• **Exercise task**
Copy out lines with the word "this" from the material that follows.
--
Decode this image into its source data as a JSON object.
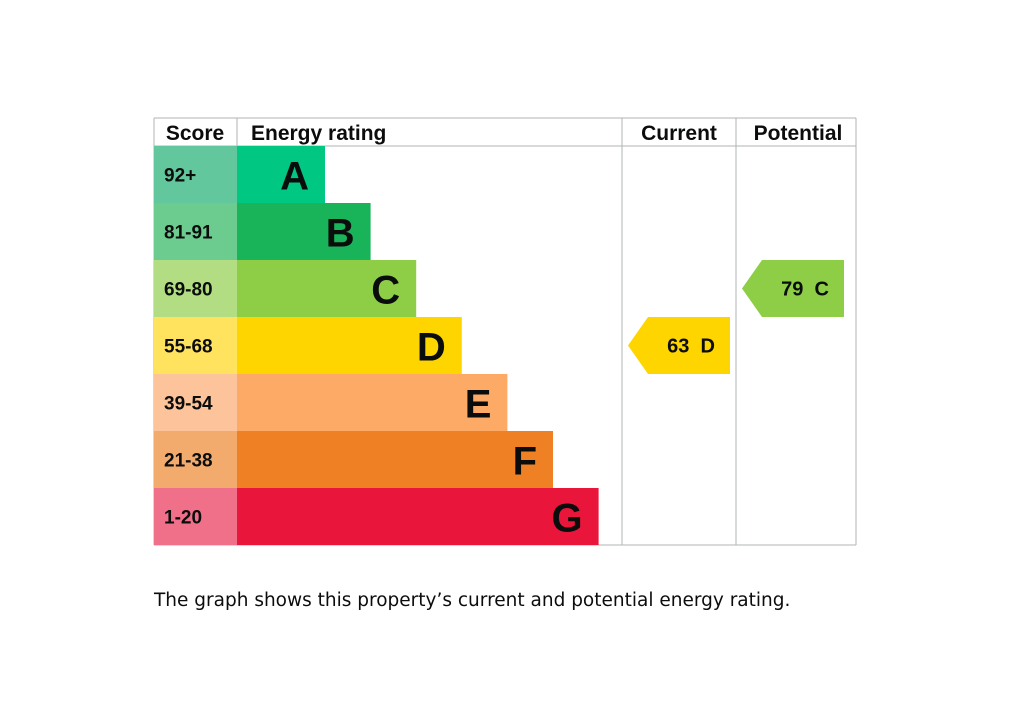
{
  "chart_data": {
    "type": "bar",
    "headers": {
      "score": "Score",
      "rating": "Energy rating",
      "current": "Current",
      "potential": "Potential"
    },
    "bands": [
      {
        "letter": "A",
        "score": "92+",
        "color": "#00c781",
        "score_color": "#63c79d"
      },
      {
        "letter": "B",
        "score": "81-91",
        "color": "#19b459",
        "score_color": "#6ccb8e"
      },
      {
        "letter": "C",
        "score": "69-80",
        "color": "#8dce46",
        "score_color": "#b2dd83"
      },
      {
        "letter": "D",
        "score": "55-68",
        "color": "#ffd500",
        "score_color": "#ffe25e"
      },
      {
        "letter": "E",
        "score": "39-54",
        "color": "#fcaa65",
        "score_color": "#fdc39a"
      },
      {
        "letter": "F",
        "score": "21-38",
        "color": "#ef8023",
        "score_color": "#f3aa6d"
      },
      {
        "letter": "G",
        "score": "1-20",
        "color": "#e9153b",
        "score_color": "#f07089"
      }
    ],
    "current": {
      "score": 63,
      "band": "D",
      "label": "63  D",
      "color": "#ffd500"
    },
    "potential": {
      "score": 79,
      "band": "C",
      "label": "79  C",
      "color": "#8dce46"
    }
  },
  "caption": "The graph shows this property’s current and potential energy rating."
}
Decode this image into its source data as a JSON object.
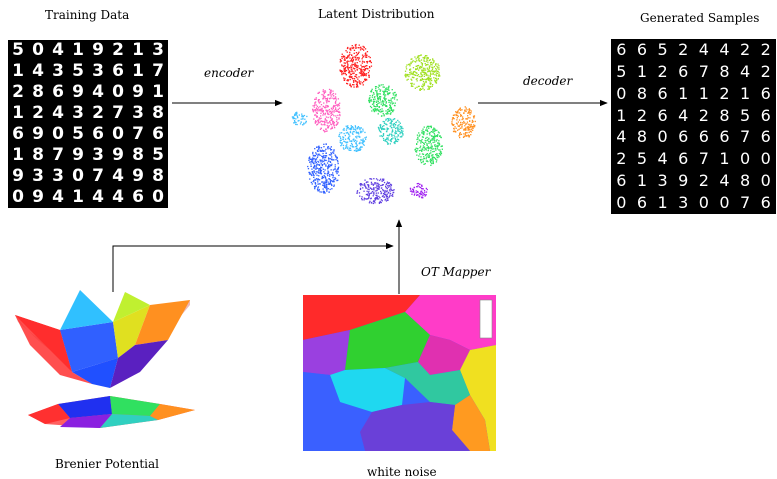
{
  "labels": {
    "training_data": "Training Data",
    "latent_distribution": "Latent Distribution",
    "generated_samples": "Generated Samples",
    "encoder": "encoder",
    "decoder": "decoder",
    "ot_mapper": "OT Mapper",
    "brenier_potential": "Brenier Potential",
    "white_noise": "white noise"
  },
  "training_digits": [
    "5",
    "0",
    "4",
    "1",
    "9",
    "2",
    "1",
    "3",
    "1",
    "4",
    "3",
    "5",
    "3",
    "6",
    "1",
    "7",
    "2",
    "8",
    "6",
    "9",
    "4",
    "0",
    "9",
    "1",
    "1",
    "2",
    "4",
    "3",
    "2",
    "7",
    "3",
    "8",
    "6",
    "9",
    "0",
    "5",
    "6",
    "0",
    "7",
    "6",
    "1",
    "8",
    "7",
    "9",
    "3",
    "9",
    "8",
    "5",
    "9",
    "3",
    "3",
    "0",
    "7",
    "4",
    "9",
    "8",
    "0",
    "9",
    "4",
    "1",
    "4",
    "4",
    "6",
    "0"
  ],
  "generated_digits": [
    "6",
    "6",
    "5",
    "2",
    "4",
    "4",
    "2",
    "2",
    "5",
    "1",
    "2",
    "6",
    "7",
    "8",
    "4",
    "2",
    "0",
    "8",
    "6",
    "1",
    "1",
    "2",
    "1",
    "6",
    "1",
    "2",
    "6",
    "4",
    "2",
    "8",
    "5",
    "6",
    "4",
    "8",
    "0",
    "6",
    "6",
    "6",
    "7",
    "6",
    "2",
    "5",
    "4",
    "6",
    "7",
    "1",
    "0",
    "0",
    "6",
    "1",
    "3",
    "9",
    "2",
    "4",
    "8",
    "0",
    "0",
    "6",
    "1",
    "3",
    "0",
    "0",
    "7",
    "6"
  ],
  "colors": {
    "cluster_palette": [
      "#ff2020",
      "#a020f0",
      "#ff60c0",
      "#40c0ff",
      "#3060ff",
      "#30e060",
      "#ff9020",
      "#a0e020",
      "#30d0c0",
      "#6040e0"
    ],
    "noise_regions": [
      "#ff2a2a",
      "#ff3cc8",
      "#30d030",
      "#1fd8f0",
      "#3a60ff",
      "#9a40e0",
      "#f0e020",
      "#30c8a0",
      "#ff9a20",
      "#e030b0"
    ]
  }
}
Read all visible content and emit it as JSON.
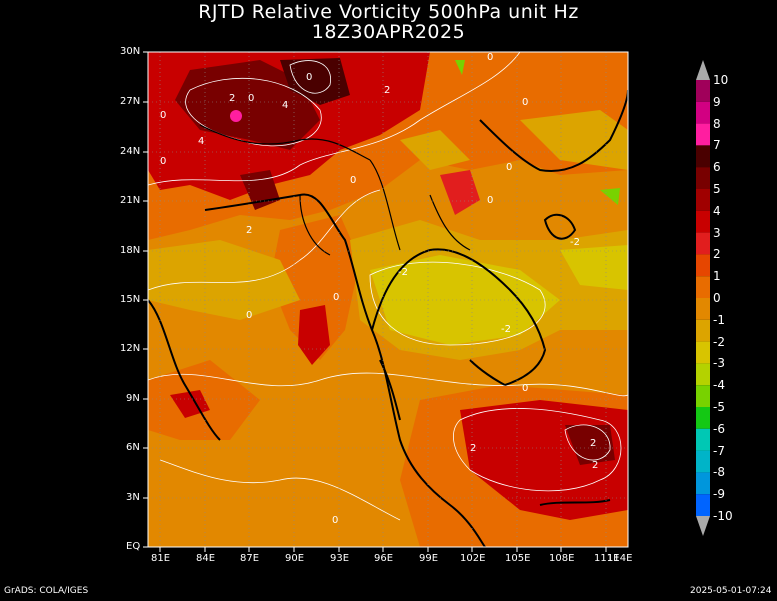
{
  "title": {
    "line1": "RJTD Relative Vorticity 500hPa unit Hz",
    "line2": "18Z30APR2025"
  },
  "map": {
    "lat_labels": [
      "30N",
      "27N",
      "24N",
      "21N",
      "18N",
      "15N",
      "12N",
      "9N",
      "6N",
      "3N",
      "EQ"
    ],
    "lon_labels": [
      "81E",
      "84E",
      "87E",
      "90E",
      "93E",
      "96E",
      "99E",
      "102E",
      "105E",
      "108E",
      "111E",
      "114E"
    ],
    "contour_labels": [
      "0",
      "2",
      "0",
      "4",
      "2",
      "0",
      "2",
      "4",
      "0",
      "0",
      "0",
      "0",
      "-2",
      "-2",
      "0",
      "0",
      "-2",
      "0",
      "2",
      "2",
      "0",
      "2",
      "0",
      "0"
    ]
  },
  "colorbar": {
    "labels": [
      "10",
      "9",
      "8",
      "7",
      "6",
      "5",
      "4",
      "3",
      "2",
      "1",
      "0",
      "-1",
      "-2",
      "-3",
      "-4",
      "-5",
      "-6",
      "-7",
      "-8",
      "-9",
      "-10"
    ],
    "colors": [
      "#a0005a",
      "#d20082",
      "#ff1ea0",
      "#4a0000",
      "#780000",
      "#a00000",
      "#c80000",
      "#e11e1e",
      "#e64600",
      "#e86c00",
      "#e28800",
      "#dca400",
      "#d8c400",
      "#b4d200",
      "#78d200",
      "#14c814",
      "#00c8b4",
      "#00b4c8",
      "#0096dc",
      "#0064ff"
    ]
  },
  "footer": {
    "left": "GrADS: COLA/IGES",
    "right": "2025-05-01-07:24"
  }
}
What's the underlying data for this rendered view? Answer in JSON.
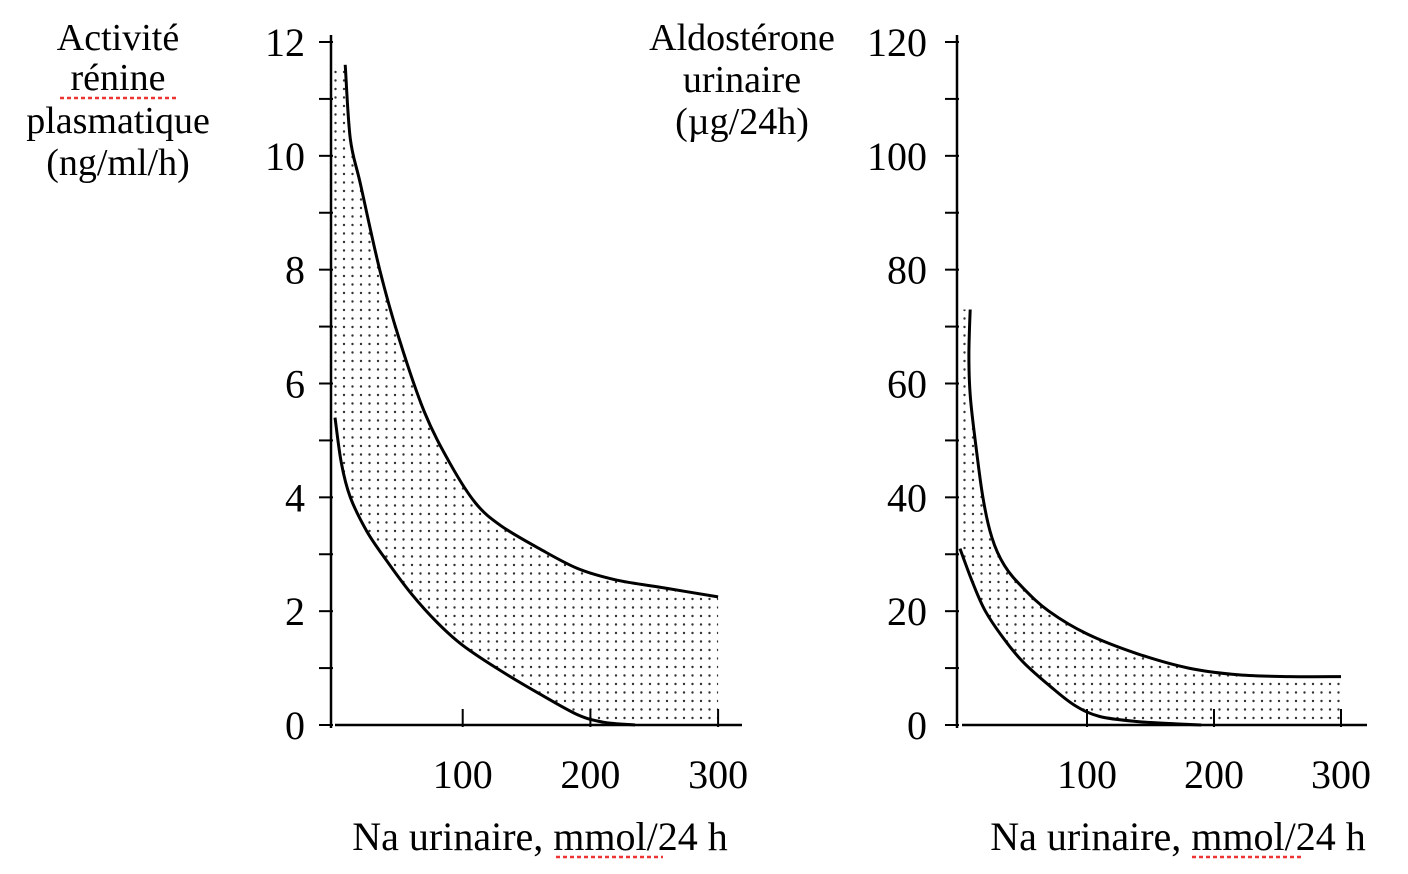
{
  "chart_data": [
    {
      "type": "area",
      "title": "",
      "ylabel_lines": [
        "Activité",
        "rénine",
        "plasmatique",
        "(ng/ml/h)"
      ],
      "xlabel": "Na urinaire, mmol/24 h",
      "xlim": [
        0,
        310
      ],
      "ylim": [
        0,
        12
      ],
      "xticks": [
        100,
        200,
        300
      ],
      "xtick_labels": [
        "100",
        "200",
        "300"
      ],
      "yticks": [
        0,
        2,
        4,
        6,
        8,
        10,
        12
      ],
      "ytick_labels": [
        "0",
        "2",
        "4",
        "6",
        "8",
        "10",
        "12"
      ],
      "y_minor_ticks": [
        1,
        3,
        5,
        7,
        9,
        11
      ],
      "grid": false,
      "fill_pattern": "dotted",
      "series": [
        {
          "name": "upper bound",
          "x": [
            8,
            12,
            20,
            35,
            50,
            70,
            90,
            110,
            130,
            160,
            190,
            220,
            260,
            300
          ],
          "y": [
            11.6,
            10.3,
            9.5,
            8.0,
            6.8,
            5.5,
            4.6,
            3.9,
            3.5,
            3.1,
            2.75,
            2.55,
            2.4,
            2.25
          ]
        },
        {
          "name": "lower bound",
          "x": [
            0,
            5,
            12,
            25,
            40,
            60,
            80,
            100,
            130,
            160,
            190,
            210,
            235
          ],
          "y": [
            5.4,
            4.6,
            4.0,
            3.4,
            2.9,
            2.3,
            1.8,
            1.4,
            0.95,
            0.55,
            0.18,
            0.05,
            0.0
          ]
        }
      ]
    },
    {
      "type": "area",
      "title": "",
      "ylabel_lines": [
        "Aldostérone",
        "urinaire",
        "(µg/24h)"
      ],
      "xlabel": "Na urinaire, mmol/24 h",
      "xlim": [
        0,
        320
      ],
      "ylim": [
        0,
        120
      ],
      "xticks": [
        100,
        200,
        300
      ],
      "xtick_labels": [
        "100",
        "200",
        "300"
      ],
      "yticks": [
        0,
        20,
        40,
        60,
        80,
        100,
        120
      ],
      "ytick_labels": [
        "0",
        "20",
        "40",
        "60",
        "80",
        "100",
        "120"
      ],
      "y_minor_ticks": [
        10,
        30,
        50,
        70,
        90,
        110
      ],
      "grid": false,
      "fill_pattern": "dotted",
      "series": [
        {
          "name": "upper bound",
          "x": [
            8,
            7,
            8,
            12,
            18,
            25,
            35,
            50,
            70,
            100,
            140,
            180,
            220,
            260,
            300
          ],
          "y": [
            73,
            65,
            58,
            50,
            40,
            33,
            28,
            24,
            20,
            16,
            12.5,
            10,
            8.8,
            8.5,
            8.5
          ]
        },
        {
          "name": "lower bound",
          "x": [
            0,
            10,
            20,
            35,
            50,
            70,
            90,
            110,
            140,
            170,
            190
          ],
          "y": [
            31,
            25,
            20,
            15,
            11,
            7,
            3.5,
            1.5,
            0.6,
            0.2,
            0.0
          ]
        }
      ]
    }
  ]
}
--
• **Task answer**
Decode this image into its source data as a JSON object.
  "caption": "The graph shows this property’s current and potential energy rating."
Decode this image into its source data as a JSON object.
What's the underlying data for this rendered view? Answer in JSON.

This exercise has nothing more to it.